#### [WHAT NEEDS TO BE DONE]
Tally the lines containing "photo" and report the number alone.
## START
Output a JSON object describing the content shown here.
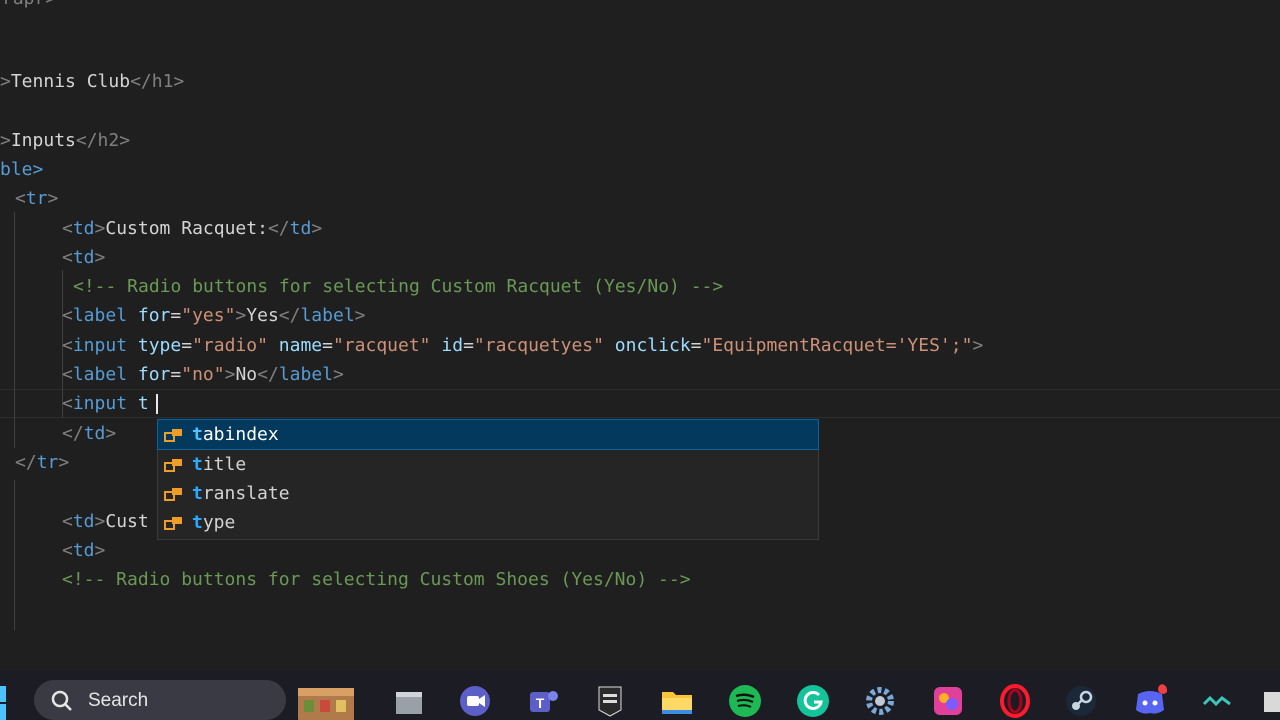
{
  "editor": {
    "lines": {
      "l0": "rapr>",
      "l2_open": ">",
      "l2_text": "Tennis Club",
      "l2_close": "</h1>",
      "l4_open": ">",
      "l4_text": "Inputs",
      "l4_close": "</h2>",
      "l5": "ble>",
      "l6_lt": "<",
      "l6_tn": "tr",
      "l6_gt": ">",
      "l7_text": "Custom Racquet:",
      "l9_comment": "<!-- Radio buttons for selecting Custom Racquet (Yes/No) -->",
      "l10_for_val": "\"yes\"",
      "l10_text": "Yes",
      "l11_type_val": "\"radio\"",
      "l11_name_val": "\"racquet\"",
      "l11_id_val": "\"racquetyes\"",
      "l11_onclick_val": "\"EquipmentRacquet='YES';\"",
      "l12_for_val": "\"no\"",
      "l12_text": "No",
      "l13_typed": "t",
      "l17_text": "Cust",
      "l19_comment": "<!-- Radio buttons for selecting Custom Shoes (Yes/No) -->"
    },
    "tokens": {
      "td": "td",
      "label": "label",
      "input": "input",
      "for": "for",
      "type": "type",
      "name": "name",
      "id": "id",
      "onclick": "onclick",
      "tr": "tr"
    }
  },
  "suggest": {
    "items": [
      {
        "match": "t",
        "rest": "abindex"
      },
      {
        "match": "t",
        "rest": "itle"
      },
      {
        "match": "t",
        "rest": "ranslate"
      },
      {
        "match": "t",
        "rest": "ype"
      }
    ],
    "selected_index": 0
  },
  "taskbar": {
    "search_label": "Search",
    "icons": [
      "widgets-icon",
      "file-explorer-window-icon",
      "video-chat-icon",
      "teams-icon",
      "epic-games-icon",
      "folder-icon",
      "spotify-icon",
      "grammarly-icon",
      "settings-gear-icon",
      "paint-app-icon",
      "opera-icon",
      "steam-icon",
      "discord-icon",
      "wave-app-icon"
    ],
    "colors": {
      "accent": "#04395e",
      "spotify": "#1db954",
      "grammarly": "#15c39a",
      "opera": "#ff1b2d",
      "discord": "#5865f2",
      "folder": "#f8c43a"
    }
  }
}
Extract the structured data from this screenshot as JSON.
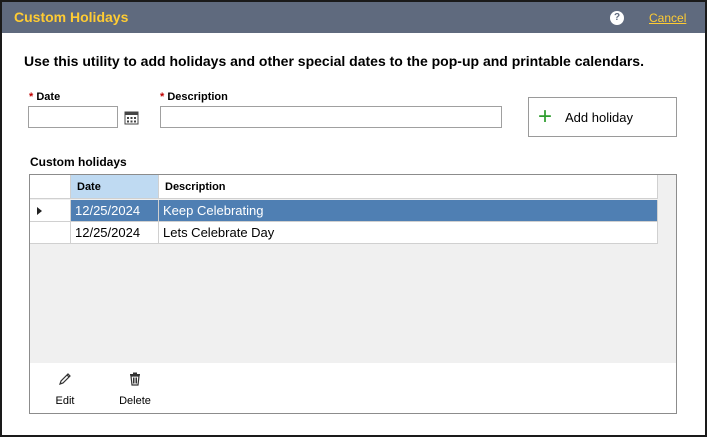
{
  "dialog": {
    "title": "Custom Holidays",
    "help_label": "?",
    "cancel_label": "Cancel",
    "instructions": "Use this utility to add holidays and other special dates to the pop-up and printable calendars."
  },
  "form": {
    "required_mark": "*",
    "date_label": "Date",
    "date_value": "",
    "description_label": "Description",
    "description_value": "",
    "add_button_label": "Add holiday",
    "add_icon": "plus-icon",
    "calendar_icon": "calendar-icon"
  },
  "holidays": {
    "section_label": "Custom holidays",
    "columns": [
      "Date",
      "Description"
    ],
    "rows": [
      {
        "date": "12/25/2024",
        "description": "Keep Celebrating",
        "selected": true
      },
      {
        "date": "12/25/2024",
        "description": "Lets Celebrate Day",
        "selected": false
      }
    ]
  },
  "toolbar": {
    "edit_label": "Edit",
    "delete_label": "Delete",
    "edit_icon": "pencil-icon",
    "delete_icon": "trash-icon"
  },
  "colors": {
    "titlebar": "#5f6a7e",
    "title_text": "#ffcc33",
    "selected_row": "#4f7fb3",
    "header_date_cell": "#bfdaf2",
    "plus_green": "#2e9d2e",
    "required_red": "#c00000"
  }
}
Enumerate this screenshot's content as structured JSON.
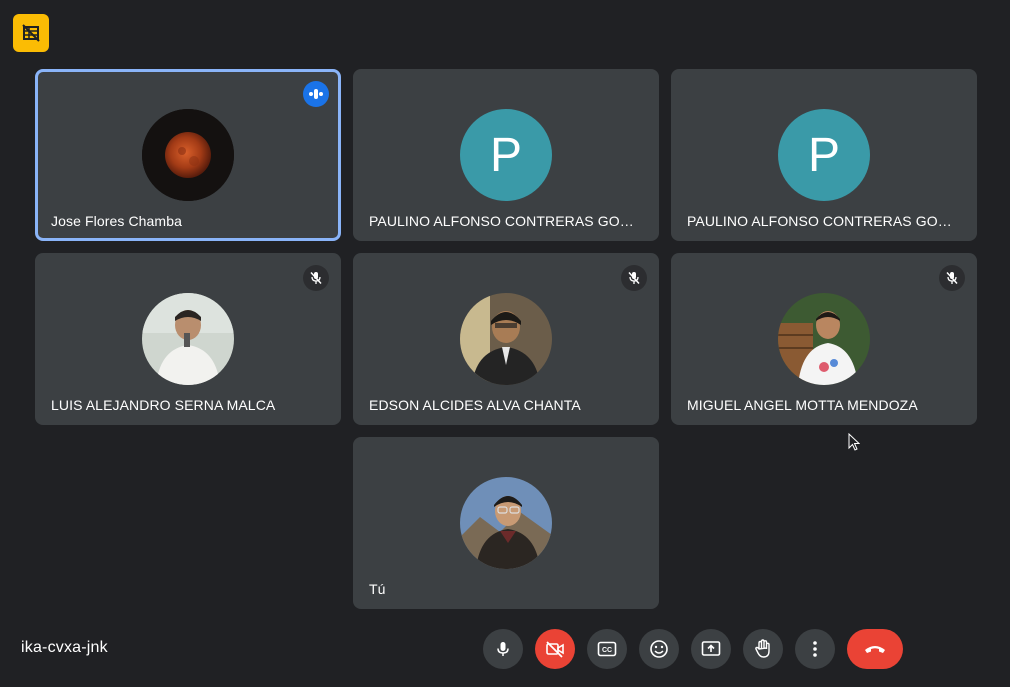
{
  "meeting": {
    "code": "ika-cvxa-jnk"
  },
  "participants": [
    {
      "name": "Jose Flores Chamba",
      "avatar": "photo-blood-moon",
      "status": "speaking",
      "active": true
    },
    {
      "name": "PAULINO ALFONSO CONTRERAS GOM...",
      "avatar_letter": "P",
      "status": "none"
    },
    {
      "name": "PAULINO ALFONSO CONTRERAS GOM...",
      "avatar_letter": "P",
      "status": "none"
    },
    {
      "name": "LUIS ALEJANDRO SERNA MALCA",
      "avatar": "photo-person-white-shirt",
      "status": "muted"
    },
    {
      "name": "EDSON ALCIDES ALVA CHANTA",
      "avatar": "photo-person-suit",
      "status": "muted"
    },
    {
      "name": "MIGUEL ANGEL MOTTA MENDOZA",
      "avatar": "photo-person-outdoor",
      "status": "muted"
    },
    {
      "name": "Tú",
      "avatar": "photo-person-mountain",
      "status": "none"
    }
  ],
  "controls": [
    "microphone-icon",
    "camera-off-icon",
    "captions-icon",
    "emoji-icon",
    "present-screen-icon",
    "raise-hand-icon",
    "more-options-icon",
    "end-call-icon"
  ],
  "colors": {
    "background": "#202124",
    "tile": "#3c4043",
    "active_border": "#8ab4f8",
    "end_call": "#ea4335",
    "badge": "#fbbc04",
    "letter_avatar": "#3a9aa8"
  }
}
## END
## START
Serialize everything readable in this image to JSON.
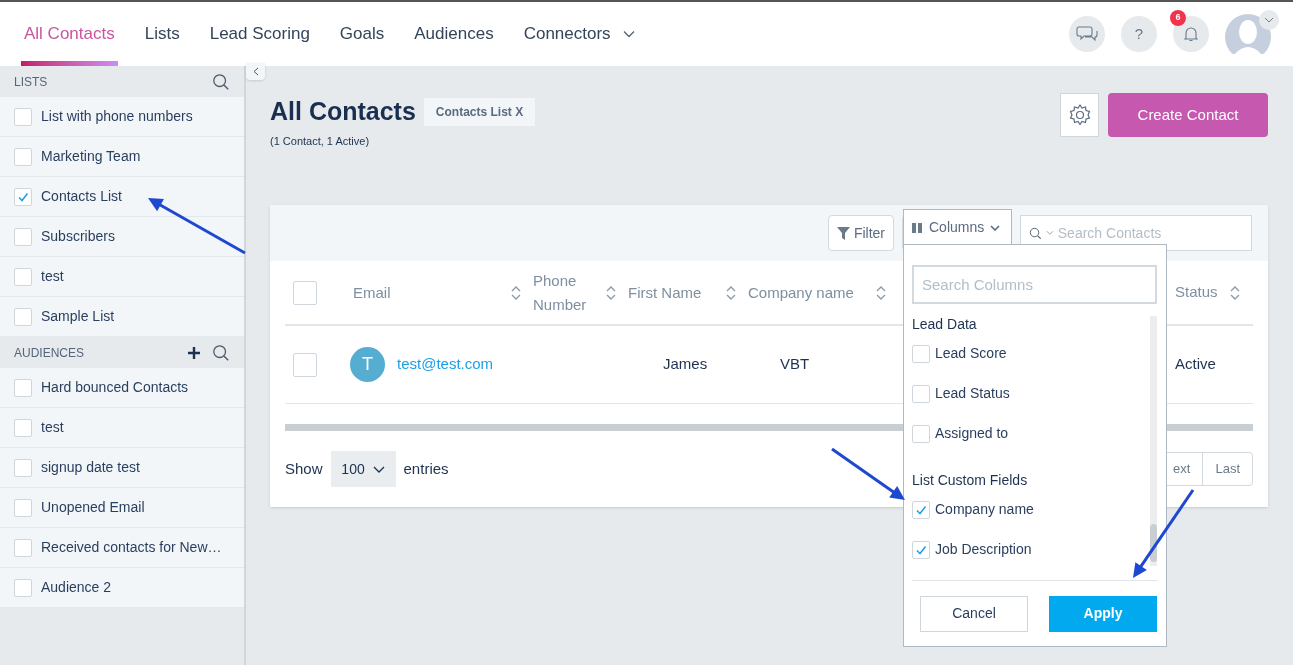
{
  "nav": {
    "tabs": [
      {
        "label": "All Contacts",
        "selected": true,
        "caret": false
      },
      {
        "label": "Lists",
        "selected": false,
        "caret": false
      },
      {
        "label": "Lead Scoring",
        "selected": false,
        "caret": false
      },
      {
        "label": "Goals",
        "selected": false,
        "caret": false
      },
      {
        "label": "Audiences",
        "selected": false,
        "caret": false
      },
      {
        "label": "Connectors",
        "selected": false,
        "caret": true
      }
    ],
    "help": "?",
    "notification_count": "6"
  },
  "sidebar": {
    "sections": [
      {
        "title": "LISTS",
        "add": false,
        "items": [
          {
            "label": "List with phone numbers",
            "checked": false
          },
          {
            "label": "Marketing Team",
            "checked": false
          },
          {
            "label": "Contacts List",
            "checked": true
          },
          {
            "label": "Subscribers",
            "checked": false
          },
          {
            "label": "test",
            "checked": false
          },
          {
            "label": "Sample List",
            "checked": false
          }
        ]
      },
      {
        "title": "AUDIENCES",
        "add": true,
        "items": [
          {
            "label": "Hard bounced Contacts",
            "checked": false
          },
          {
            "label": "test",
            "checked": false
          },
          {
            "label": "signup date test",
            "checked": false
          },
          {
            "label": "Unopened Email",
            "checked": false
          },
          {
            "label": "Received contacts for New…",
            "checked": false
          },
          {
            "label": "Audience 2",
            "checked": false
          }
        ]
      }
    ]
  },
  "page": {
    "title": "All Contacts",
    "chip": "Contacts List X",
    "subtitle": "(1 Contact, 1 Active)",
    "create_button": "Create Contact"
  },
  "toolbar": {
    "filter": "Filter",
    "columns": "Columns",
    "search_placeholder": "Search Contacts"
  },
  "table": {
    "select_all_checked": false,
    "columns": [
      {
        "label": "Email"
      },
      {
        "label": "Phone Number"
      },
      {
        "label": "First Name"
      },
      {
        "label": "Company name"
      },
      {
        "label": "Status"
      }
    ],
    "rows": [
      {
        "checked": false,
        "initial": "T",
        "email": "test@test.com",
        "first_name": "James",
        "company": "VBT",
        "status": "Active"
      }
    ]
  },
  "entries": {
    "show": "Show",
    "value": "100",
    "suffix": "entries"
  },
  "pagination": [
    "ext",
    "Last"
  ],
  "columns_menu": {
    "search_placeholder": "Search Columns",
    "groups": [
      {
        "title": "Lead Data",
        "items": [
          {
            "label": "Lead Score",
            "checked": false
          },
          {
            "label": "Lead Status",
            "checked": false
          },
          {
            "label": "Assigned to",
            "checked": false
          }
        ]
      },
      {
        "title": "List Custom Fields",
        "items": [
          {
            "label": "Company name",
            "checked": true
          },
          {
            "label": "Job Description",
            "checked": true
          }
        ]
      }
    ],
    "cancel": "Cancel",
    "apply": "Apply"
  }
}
## END
#### [REPLY TO THE EXERCISE]
5